WRITTEN PROBLEM: Reproduce the material exactly, omitting nothing.

PROVIDED ENTRIES:
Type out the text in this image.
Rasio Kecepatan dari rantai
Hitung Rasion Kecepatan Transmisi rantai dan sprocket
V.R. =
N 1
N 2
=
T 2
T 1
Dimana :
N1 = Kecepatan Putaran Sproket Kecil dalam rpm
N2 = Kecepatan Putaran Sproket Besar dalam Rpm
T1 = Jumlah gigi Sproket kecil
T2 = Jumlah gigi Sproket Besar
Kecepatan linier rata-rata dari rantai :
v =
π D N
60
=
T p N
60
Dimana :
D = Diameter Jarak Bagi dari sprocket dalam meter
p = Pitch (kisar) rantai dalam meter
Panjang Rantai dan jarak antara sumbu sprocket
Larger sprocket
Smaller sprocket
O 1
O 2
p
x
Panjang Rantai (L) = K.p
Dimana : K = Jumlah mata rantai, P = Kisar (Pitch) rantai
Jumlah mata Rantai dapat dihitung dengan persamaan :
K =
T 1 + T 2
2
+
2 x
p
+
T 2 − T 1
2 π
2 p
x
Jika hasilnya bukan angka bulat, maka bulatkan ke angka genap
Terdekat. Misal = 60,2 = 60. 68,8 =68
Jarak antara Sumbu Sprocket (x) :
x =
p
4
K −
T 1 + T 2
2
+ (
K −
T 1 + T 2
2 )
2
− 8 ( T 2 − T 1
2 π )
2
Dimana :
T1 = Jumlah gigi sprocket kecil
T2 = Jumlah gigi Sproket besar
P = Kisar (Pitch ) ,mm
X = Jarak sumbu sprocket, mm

TASK RESPONSE:
Type out the text in this image.
Rasio Kecepatan dari rantai
Hitung Rasion Kecepatan Transmisi rantai dan sprocket
V.R. =
N 1
N 2
=
T 2
T 1
Dimana :
N1 = Kecepatan Putaran Sproket Kecil dalam rpm
N2 = Kecepatan Putaran Sproket Besar dalam Rpm
T1 = Jumlah gigi Sproket kecil
T2 = Jumlah gigi Sproket Besar
Kecepatan linier rata-rata dari rantai :
v =
π D N
60
=
T p N
60
Dimana :
D = Diameter Jarak Bagi dari sprocket dalam meter
p = Pitch (kisar) rantai dalam meter
Panjang Rantai dan jarak antara sumbu sprocket
Larger sprocket
Smaller sprocket
O 1
O 2
p
x
Panjang Rantai (L) = K.p
Dimana : K = Jumlah mata rantai, P = Kisar (Pitch) rantai
Jumlah mata Rantai dapat dihitung dengan persamaan :
K =
T 1 + T 2
2
+
2 x
p
+
T 2 − T 1
2 π
2 p
x
Jika hasilnya bukan angka bulat, maka bulatkan ke angka genap
Terdekat. Misal = 60,2 = 60. 68,8 =68
Jarak antara Sumbu Sprocket (x) :
x =
p
4
K −
T 1 + T 2
2
+ (
K −
T 1 + T 2
2 )
2
− 8 ( T 2 − T 1
2 π )
2
Dimana :
T1 = Jumlah gigi sprocket kecil
T2 = Jumlah gigi Sproket besar
P = Kisar (Pitch ) ,mm
X = Jarak sumbu sprocket, mm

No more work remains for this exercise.